> _WRITTEN EXERCISE_: Copy every line of the following data that includes the string "JSON".

> _RECORDS TO PROCESS_:
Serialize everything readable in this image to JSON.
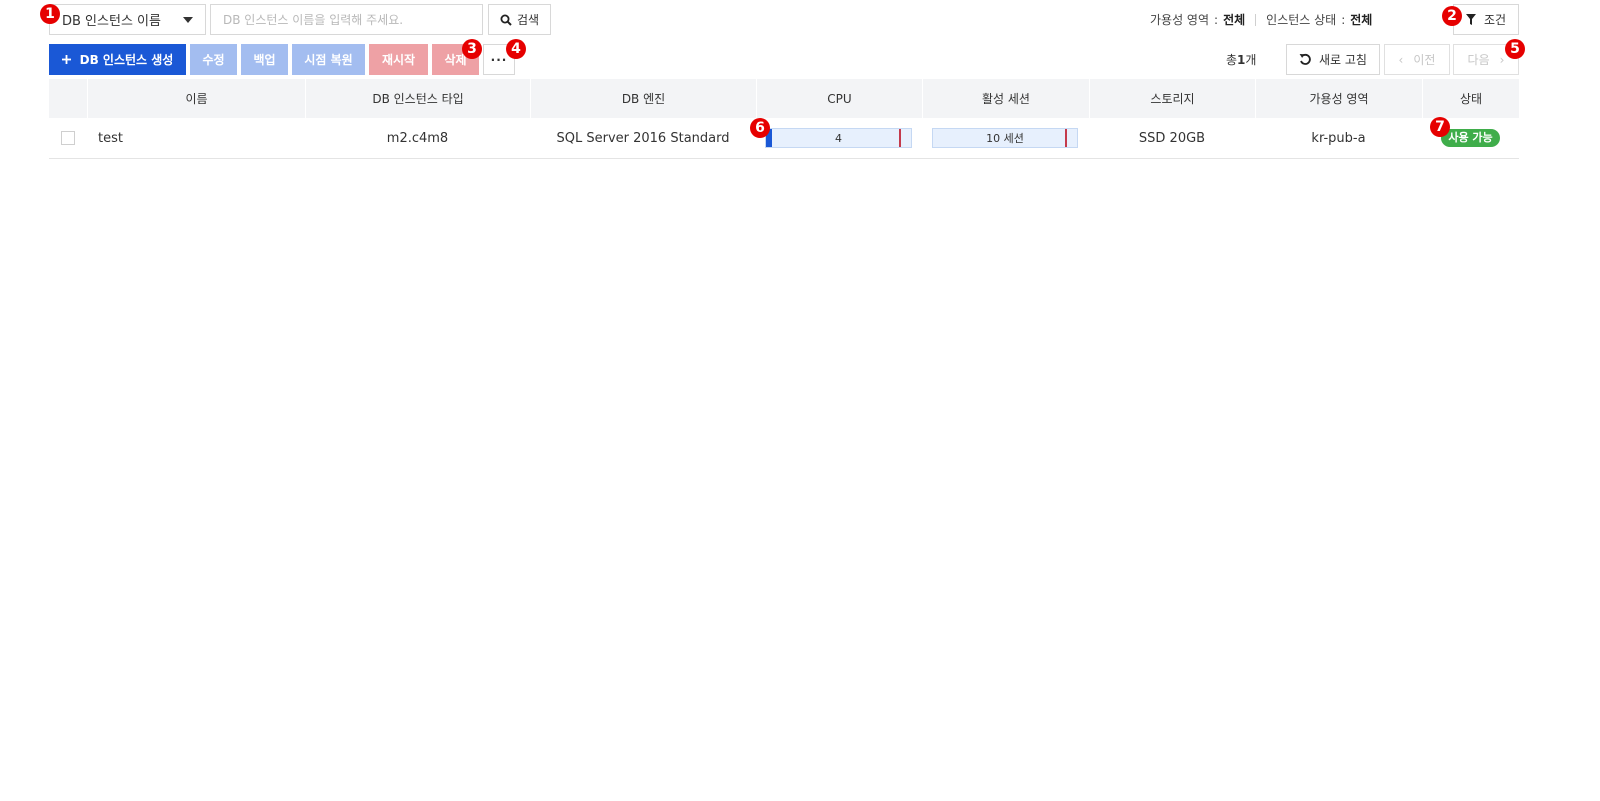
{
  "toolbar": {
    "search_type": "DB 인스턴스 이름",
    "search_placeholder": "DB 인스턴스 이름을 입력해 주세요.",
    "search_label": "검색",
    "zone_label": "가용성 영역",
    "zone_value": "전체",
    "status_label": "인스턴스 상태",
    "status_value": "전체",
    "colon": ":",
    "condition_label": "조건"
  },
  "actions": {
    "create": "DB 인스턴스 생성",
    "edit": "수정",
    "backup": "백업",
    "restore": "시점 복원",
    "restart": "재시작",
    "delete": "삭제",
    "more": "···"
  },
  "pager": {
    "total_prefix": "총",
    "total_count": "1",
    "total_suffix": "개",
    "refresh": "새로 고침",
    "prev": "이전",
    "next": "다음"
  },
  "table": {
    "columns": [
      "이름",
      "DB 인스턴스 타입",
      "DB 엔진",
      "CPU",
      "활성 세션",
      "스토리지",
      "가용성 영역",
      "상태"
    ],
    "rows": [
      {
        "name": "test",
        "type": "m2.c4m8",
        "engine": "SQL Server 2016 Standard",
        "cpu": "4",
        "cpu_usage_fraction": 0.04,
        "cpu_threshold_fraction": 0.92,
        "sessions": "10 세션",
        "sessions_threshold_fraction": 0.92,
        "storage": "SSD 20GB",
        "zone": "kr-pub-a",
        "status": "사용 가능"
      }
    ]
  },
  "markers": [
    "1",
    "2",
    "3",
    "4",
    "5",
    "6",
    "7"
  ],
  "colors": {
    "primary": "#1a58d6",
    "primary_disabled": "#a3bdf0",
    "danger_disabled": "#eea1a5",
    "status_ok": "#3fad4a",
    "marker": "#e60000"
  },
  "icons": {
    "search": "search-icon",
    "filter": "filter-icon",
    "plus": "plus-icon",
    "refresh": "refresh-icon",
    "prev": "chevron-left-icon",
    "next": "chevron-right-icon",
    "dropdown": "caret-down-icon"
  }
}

* * *

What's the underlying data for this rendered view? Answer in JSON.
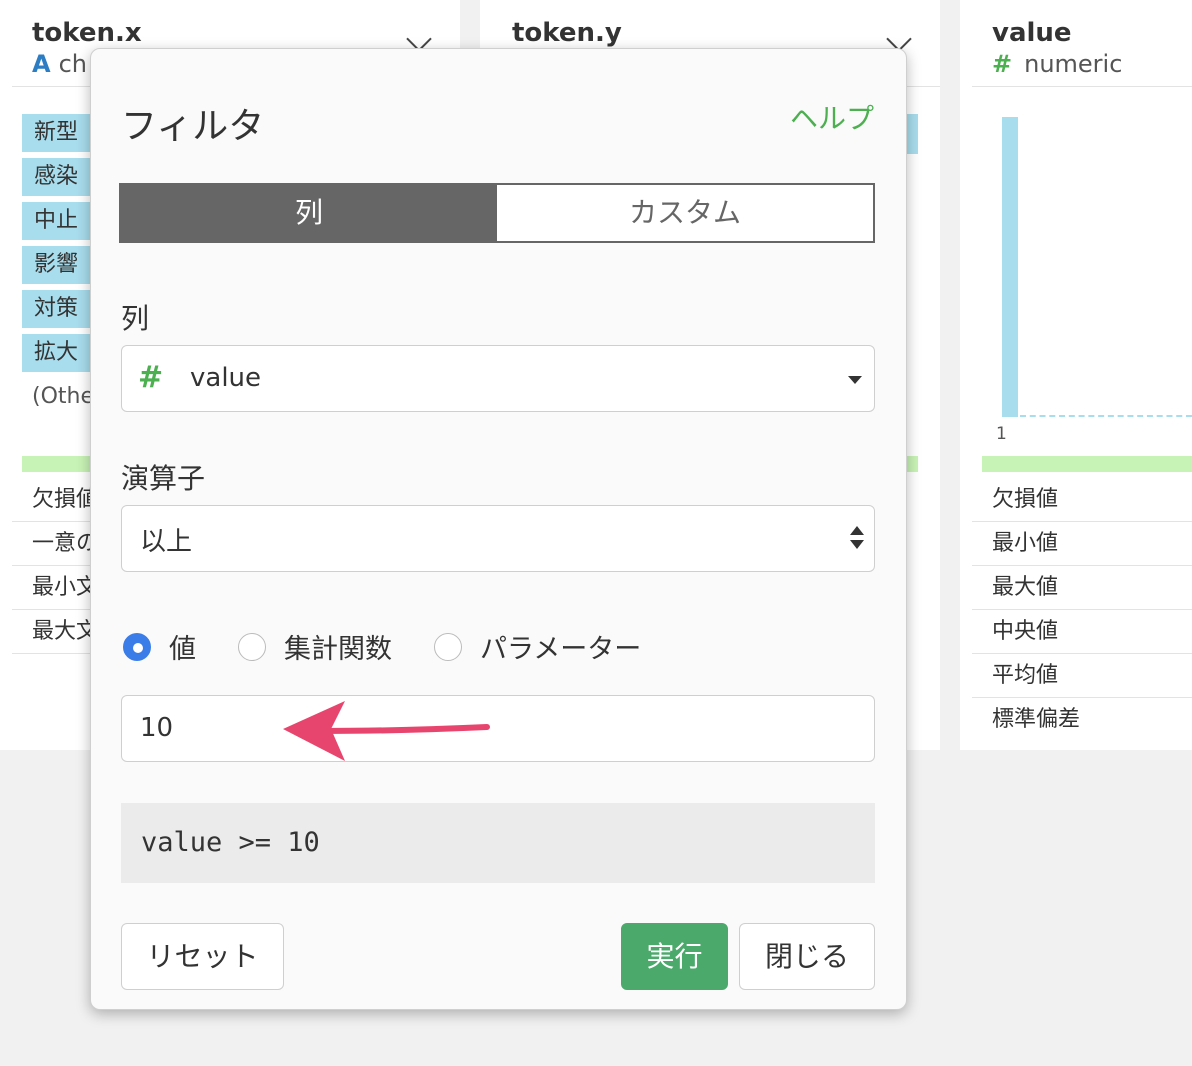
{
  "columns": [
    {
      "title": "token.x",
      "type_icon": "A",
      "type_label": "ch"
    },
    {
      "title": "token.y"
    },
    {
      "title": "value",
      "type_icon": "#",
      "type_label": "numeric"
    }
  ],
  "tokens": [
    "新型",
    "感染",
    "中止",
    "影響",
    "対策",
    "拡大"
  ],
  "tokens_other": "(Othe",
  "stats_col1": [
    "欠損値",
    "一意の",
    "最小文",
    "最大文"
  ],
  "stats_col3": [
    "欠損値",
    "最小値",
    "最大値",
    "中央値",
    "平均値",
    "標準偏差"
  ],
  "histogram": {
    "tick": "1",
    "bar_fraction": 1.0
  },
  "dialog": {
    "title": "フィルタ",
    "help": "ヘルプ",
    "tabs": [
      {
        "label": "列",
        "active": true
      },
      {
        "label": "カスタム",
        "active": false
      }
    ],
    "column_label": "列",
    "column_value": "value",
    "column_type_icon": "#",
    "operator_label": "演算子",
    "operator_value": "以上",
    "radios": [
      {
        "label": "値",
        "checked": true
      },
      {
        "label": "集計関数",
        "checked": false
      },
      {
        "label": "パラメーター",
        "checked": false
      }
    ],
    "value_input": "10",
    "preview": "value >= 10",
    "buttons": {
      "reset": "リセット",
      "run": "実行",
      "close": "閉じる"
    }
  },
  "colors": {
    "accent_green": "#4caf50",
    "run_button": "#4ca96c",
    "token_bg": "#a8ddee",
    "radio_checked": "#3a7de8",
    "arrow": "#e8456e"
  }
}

> _RESULT FOR THIS EXERCISE_:
Serialize everything readable in this image to JSON.
What's the underlying data for this rendered view? Answer in JSON.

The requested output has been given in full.